# Start of Dataset

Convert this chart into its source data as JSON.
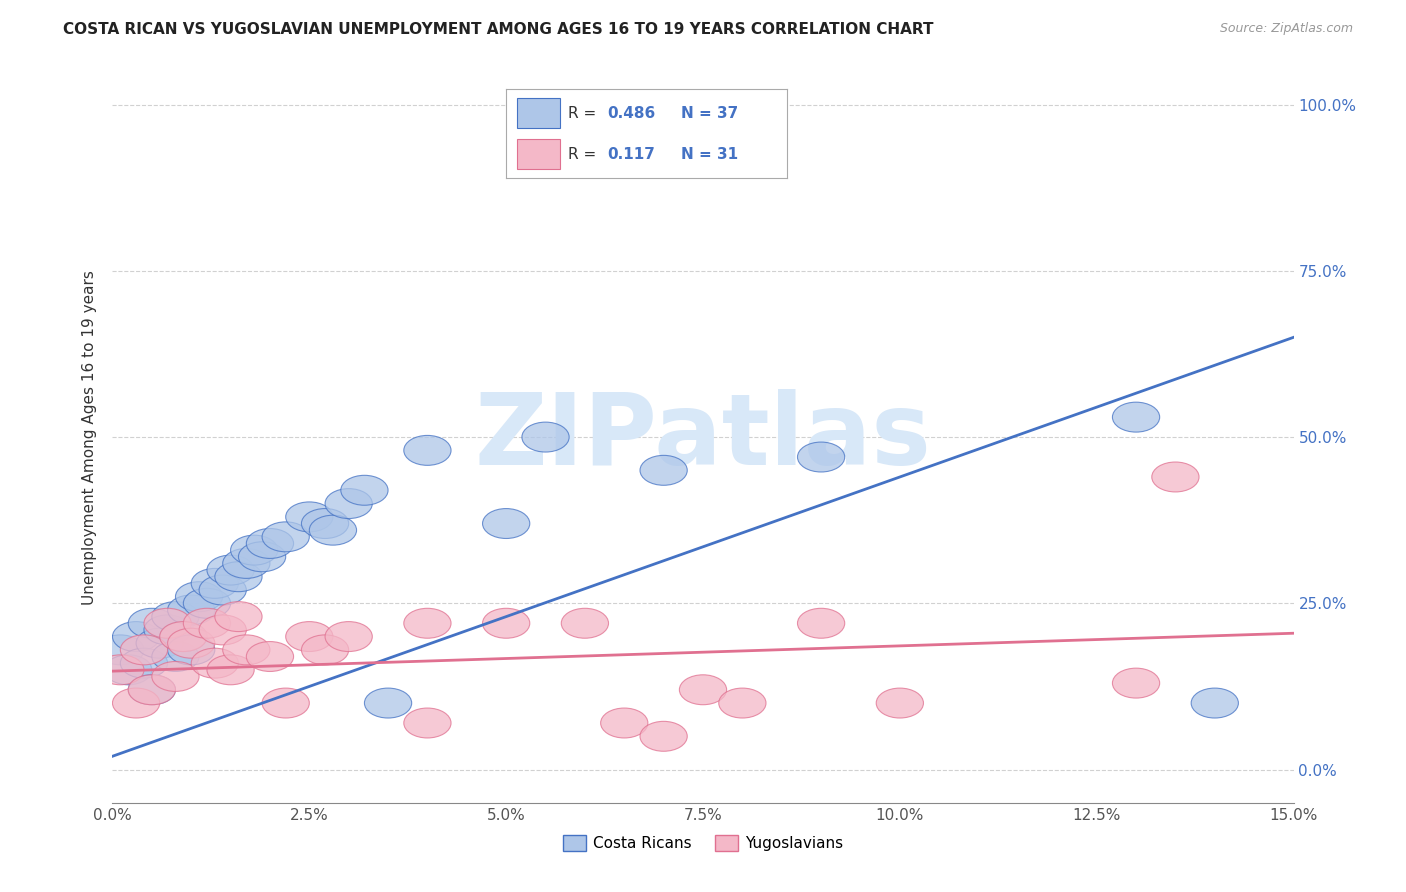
{
  "title": "COSTA RICAN VS YUGOSLAVIAN UNEMPLOYMENT AMONG AGES 16 TO 19 YEARS CORRELATION CHART",
  "source": "Source: ZipAtlas.com",
  "xlabel_ticks": [
    "0.0%",
    "2.5%",
    "5.0%",
    "7.5%",
    "10.0%",
    "12.5%",
    "15.0%"
  ],
  "ylabel_label": "Unemployment Among Ages 16 to 19 years",
  "xlim": [
    0.0,
    0.15
  ],
  "ylim": [
    -0.05,
    1.05
  ],
  "ytick_vals": [
    0.0,
    0.25,
    0.5,
    0.75,
    1.0
  ],
  "ytick_right_labels": [
    "0.0%",
    "25.0%",
    "50.0%",
    "75.0%",
    "100.0%"
  ],
  "legend_r_costa": "0.486",
  "legend_n_costa": "37",
  "legend_r_yugo": "0.117",
  "legend_n_yugo": "31",
  "costa_fill_color": "#aec6e8",
  "yugo_fill_color": "#f4b8c8",
  "costa_edge_color": "#4472c4",
  "yugo_edge_color": "#e07090",
  "costa_line_color": "#4472c4",
  "yugo_line_color": "#e07090",
  "legend_text_color": "#4472c4",
  "legend_n_color": "#4472c4",
  "watermark_text": "ZIPatlas",
  "watermark_color": "#d8e8f8",
  "background_color": "#ffffff",
  "grid_color": "#cccccc",
  "costa_scatter_x": [
    0.001,
    0.002,
    0.003,
    0.004,
    0.005,
    0.005,
    0.006,
    0.007,
    0.008,
    0.008,
    0.009,
    0.01,
    0.01,
    0.011,
    0.012,
    0.013,
    0.014,
    0.015,
    0.016,
    0.017,
    0.018,
    0.019,
    0.02,
    0.022,
    0.025,
    0.027,
    0.028,
    0.03,
    0.032,
    0.035,
    0.04,
    0.05,
    0.055,
    0.07,
    0.09,
    0.13,
    0.14
  ],
  "costa_scatter_y": [
    0.18,
    0.15,
    0.2,
    0.16,
    0.22,
    0.12,
    0.19,
    0.21,
    0.23,
    0.17,
    0.2,
    0.24,
    0.18,
    0.26,
    0.25,
    0.28,
    0.27,
    0.3,
    0.29,
    0.31,
    0.33,
    0.32,
    0.34,
    0.35,
    0.38,
    0.37,
    0.36,
    0.4,
    0.42,
    0.1,
    0.48,
    0.37,
    0.5,
    0.45,
    0.47,
    0.53,
    0.1
  ],
  "yugo_scatter_x": [
    0.001,
    0.003,
    0.004,
    0.005,
    0.007,
    0.008,
    0.009,
    0.01,
    0.012,
    0.013,
    0.014,
    0.015,
    0.016,
    0.017,
    0.02,
    0.022,
    0.025,
    0.027,
    0.03,
    0.04,
    0.04,
    0.05,
    0.06,
    0.065,
    0.07,
    0.075,
    0.08,
    0.09,
    0.1,
    0.13,
    0.135
  ],
  "yugo_scatter_y": [
    0.15,
    0.1,
    0.18,
    0.12,
    0.22,
    0.14,
    0.2,
    0.19,
    0.22,
    0.16,
    0.21,
    0.15,
    0.23,
    0.18,
    0.17,
    0.1,
    0.2,
    0.18,
    0.2,
    0.22,
    0.07,
    0.22,
    0.22,
    0.07,
    0.05,
    0.12,
    0.1,
    0.22,
    0.1,
    0.13,
    0.44
  ],
  "costa_trend_x": [
    0.0,
    0.15
  ],
  "costa_trend_y": [
    0.02,
    0.65
  ],
  "yugo_trend_x": [
    0.0,
    0.15
  ],
  "yugo_trend_y": [
    0.148,
    0.205
  ]
}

# End of Dataset

#### Work to complete
Write out the records above exactly as they stand, leaving out every picture.

#### Finished exercise
Convert this chart into its source data as JSON.
{
  "title": "COSTA RICAN VS YUGOSLAVIAN UNEMPLOYMENT AMONG AGES 16 TO 19 YEARS CORRELATION CHART",
  "source": "Source: ZipAtlas.com",
  "xlabel_ticks": [
    "0.0%",
    "2.5%",
    "5.0%",
    "7.5%",
    "10.0%",
    "12.5%",
    "15.0%"
  ],
  "ylabel_label": "Unemployment Among Ages 16 to 19 years",
  "xlim": [
    0.0,
    0.15
  ],
  "ylim": [
    -0.05,
    1.05
  ],
  "ytick_vals": [
    0.0,
    0.25,
    0.5,
    0.75,
    1.0
  ],
  "ytick_right_labels": [
    "0.0%",
    "25.0%",
    "50.0%",
    "75.0%",
    "100.0%"
  ],
  "legend_r_costa": "0.486",
  "legend_n_costa": "37",
  "legend_r_yugo": "0.117",
  "legend_n_yugo": "31",
  "costa_fill_color": "#aec6e8",
  "yugo_fill_color": "#f4b8c8",
  "costa_edge_color": "#4472c4",
  "yugo_edge_color": "#e07090",
  "costa_line_color": "#4472c4",
  "yugo_line_color": "#e07090",
  "legend_text_color": "#4472c4",
  "legend_n_color": "#4472c4",
  "watermark_text": "ZIPatlas",
  "watermark_color": "#d8e8f8",
  "background_color": "#ffffff",
  "grid_color": "#cccccc",
  "costa_scatter_x": [
    0.001,
    0.002,
    0.003,
    0.004,
    0.005,
    0.005,
    0.006,
    0.007,
    0.008,
    0.008,
    0.009,
    0.01,
    0.01,
    0.011,
    0.012,
    0.013,
    0.014,
    0.015,
    0.016,
    0.017,
    0.018,
    0.019,
    0.02,
    0.022,
    0.025,
    0.027,
    0.028,
    0.03,
    0.032,
    0.035,
    0.04,
    0.05,
    0.055,
    0.07,
    0.09,
    0.13,
    0.14
  ],
  "costa_scatter_y": [
    0.18,
    0.15,
    0.2,
    0.16,
    0.22,
    0.12,
    0.19,
    0.21,
    0.23,
    0.17,
    0.2,
    0.24,
    0.18,
    0.26,
    0.25,
    0.28,
    0.27,
    0.3,
    0.29,
    0.31,
    0.33,
    0.32,
    0.34,
    0.35,
    0.38,
    0.37,
    0.36,
    0.4,
    0.42,
    0.1,
    0.48,
    0.37,
    0.5,
    0.45,
    0.47,
    0.53,
    0.1
  ],
  "yugo_scatter_x": [
    0.001,
    0.003,
    0.004,
    0.005,
    0.007,
    0.008,
    0.009,
    0.01,
    0.012,
    0.013,
    0.014,
    0.015,
    0.016,
    0.017,
    0.02,
    0.022,
    0.025,
    0.027,
    0.03,
    0.04,
    0.04,
    0.05,
    0.06,
    0.065,
    0.07,
    0.075,
    0.08,
    0.09,
    0.1,
    0.13,
    0.135
  ],
  "yugo_scatter_y": [
    0.15,
    0.1,
    0.18,
    0.12,
    0.22,
    0.14,
    0.2,
    0.19,
    0.22,
    0.16,
    0.21,
    0.15,
    0.23,
    0.18,
    0.17,
    0.1,
    0.2,
    0.18,
    0.2,
    0.22,
    0.07,
    0.22,
    0.22,
    0.07,
    0.05,
    0.12,
    0.1,
    0.22,
    0.1,
    0.13,
    0.44
  ],
  "costa_trend_x": [
    0.0,
    0.15
  ],
  "costa_trend_y": [
    0.02,
    0.65
  ],
  "yugo_trend_x": [
    0.0,
    0.15
  ],
  "yugo_trend_y": [
    0.148,
    0.205
  ]
}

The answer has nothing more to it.